** EXERCISE MATERIALS **
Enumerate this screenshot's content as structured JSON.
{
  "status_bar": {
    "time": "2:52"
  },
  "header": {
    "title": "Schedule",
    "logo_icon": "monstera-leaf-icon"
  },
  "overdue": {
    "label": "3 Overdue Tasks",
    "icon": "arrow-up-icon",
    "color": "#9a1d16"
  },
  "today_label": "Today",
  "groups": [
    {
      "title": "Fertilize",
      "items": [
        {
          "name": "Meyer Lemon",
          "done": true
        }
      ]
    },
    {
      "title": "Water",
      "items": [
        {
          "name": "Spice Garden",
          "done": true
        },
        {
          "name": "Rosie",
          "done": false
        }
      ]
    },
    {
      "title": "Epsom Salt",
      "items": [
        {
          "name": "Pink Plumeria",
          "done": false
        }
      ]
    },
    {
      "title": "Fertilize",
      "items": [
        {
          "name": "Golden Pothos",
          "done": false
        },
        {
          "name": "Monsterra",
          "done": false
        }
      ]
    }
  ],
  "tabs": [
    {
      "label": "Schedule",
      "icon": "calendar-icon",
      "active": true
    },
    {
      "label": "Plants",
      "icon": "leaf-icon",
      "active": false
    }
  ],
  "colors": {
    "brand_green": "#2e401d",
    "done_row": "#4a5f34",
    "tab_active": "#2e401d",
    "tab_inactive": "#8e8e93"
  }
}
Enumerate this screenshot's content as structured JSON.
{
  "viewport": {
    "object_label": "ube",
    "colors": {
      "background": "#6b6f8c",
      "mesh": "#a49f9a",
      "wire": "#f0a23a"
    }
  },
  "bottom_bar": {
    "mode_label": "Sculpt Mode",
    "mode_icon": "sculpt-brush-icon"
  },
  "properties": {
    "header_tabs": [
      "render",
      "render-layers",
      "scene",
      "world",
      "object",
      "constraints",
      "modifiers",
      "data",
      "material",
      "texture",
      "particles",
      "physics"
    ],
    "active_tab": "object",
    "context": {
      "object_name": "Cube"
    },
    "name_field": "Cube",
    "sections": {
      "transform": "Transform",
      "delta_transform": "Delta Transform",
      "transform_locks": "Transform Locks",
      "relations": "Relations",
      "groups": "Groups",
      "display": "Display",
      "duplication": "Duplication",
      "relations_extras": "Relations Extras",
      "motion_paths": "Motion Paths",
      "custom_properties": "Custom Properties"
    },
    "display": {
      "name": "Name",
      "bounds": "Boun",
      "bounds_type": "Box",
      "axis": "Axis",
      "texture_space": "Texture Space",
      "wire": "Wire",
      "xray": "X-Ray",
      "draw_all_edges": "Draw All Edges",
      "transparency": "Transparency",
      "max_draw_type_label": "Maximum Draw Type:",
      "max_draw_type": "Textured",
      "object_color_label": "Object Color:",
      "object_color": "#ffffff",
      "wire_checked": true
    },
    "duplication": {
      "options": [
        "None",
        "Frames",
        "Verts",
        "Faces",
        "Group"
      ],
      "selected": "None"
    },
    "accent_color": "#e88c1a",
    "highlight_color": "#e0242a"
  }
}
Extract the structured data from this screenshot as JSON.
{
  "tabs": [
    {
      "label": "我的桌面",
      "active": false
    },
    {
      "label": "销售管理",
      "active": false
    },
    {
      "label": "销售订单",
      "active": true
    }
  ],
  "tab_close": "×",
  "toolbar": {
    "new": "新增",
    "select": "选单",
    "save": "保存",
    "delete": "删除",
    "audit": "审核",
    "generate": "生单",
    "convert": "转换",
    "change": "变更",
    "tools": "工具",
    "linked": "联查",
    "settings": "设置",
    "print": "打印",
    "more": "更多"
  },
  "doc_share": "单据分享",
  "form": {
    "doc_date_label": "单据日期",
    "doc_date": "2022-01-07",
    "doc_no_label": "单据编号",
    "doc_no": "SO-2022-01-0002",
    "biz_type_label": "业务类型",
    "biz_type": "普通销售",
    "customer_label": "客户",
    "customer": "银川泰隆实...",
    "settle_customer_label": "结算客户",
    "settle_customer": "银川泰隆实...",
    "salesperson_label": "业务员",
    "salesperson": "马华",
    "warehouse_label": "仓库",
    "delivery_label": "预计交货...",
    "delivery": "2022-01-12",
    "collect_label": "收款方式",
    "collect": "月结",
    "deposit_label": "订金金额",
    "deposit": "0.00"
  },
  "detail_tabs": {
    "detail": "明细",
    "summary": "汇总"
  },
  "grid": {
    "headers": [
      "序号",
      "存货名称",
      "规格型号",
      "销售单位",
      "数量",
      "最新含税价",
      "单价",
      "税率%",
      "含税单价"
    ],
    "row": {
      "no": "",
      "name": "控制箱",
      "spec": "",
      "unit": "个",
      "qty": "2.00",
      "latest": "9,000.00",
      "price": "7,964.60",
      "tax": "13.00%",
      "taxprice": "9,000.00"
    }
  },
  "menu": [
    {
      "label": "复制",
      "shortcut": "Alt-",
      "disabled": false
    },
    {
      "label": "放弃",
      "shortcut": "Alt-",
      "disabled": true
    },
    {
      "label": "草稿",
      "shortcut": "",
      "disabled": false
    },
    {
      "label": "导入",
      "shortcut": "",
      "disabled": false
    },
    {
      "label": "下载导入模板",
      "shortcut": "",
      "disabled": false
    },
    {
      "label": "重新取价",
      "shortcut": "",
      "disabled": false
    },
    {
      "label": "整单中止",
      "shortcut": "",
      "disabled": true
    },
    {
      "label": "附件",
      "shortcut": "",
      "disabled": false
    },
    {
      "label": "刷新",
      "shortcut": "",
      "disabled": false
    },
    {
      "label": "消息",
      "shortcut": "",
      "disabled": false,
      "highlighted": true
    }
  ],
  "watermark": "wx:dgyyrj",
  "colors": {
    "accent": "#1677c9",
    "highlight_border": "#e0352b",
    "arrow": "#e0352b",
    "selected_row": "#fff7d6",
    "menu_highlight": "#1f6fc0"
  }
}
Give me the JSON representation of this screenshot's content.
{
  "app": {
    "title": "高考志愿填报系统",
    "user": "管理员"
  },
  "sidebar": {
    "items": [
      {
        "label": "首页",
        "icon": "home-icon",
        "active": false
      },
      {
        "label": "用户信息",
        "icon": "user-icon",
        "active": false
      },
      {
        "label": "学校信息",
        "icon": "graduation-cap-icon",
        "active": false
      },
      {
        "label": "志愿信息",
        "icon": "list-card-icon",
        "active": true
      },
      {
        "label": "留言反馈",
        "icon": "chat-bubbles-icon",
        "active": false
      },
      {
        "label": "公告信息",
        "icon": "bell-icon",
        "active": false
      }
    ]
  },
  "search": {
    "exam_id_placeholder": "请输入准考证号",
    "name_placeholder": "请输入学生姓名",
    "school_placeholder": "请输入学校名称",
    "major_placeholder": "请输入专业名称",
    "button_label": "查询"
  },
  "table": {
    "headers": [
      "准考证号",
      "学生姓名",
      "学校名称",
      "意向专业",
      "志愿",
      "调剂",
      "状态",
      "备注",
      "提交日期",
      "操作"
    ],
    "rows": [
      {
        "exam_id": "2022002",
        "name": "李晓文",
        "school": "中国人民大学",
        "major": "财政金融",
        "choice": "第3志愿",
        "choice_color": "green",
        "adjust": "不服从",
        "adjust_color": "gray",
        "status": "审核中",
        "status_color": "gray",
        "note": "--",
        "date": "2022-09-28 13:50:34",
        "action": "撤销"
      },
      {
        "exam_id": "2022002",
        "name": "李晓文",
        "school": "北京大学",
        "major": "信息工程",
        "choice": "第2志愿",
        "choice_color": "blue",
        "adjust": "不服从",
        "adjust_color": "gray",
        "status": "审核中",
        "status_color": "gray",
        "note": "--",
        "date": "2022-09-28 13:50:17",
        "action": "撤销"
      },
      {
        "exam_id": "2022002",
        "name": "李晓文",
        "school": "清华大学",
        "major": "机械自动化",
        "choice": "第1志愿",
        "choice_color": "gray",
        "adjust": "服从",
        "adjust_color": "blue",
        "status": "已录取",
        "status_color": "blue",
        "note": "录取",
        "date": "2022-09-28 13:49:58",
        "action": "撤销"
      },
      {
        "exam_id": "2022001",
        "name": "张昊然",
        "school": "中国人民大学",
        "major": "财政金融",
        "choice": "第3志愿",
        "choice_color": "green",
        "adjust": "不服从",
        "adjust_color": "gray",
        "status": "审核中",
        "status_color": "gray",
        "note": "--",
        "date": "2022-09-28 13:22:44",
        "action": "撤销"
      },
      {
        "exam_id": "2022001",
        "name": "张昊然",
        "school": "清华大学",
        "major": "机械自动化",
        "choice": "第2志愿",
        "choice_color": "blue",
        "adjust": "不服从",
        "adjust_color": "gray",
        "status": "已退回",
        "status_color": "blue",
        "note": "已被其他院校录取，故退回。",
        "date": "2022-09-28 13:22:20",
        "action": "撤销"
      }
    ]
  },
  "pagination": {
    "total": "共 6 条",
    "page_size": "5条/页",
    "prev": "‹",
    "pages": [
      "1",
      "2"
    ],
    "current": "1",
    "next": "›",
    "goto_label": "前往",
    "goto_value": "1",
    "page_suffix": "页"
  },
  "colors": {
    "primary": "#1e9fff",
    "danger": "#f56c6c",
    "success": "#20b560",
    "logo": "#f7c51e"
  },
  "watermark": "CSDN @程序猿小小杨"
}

** REQUIRED WORK **
Examine the listing and say how many of its lines contain the string "Transform". Give the number alone.

** SOLUTION FOR THIS EXERCISE **
3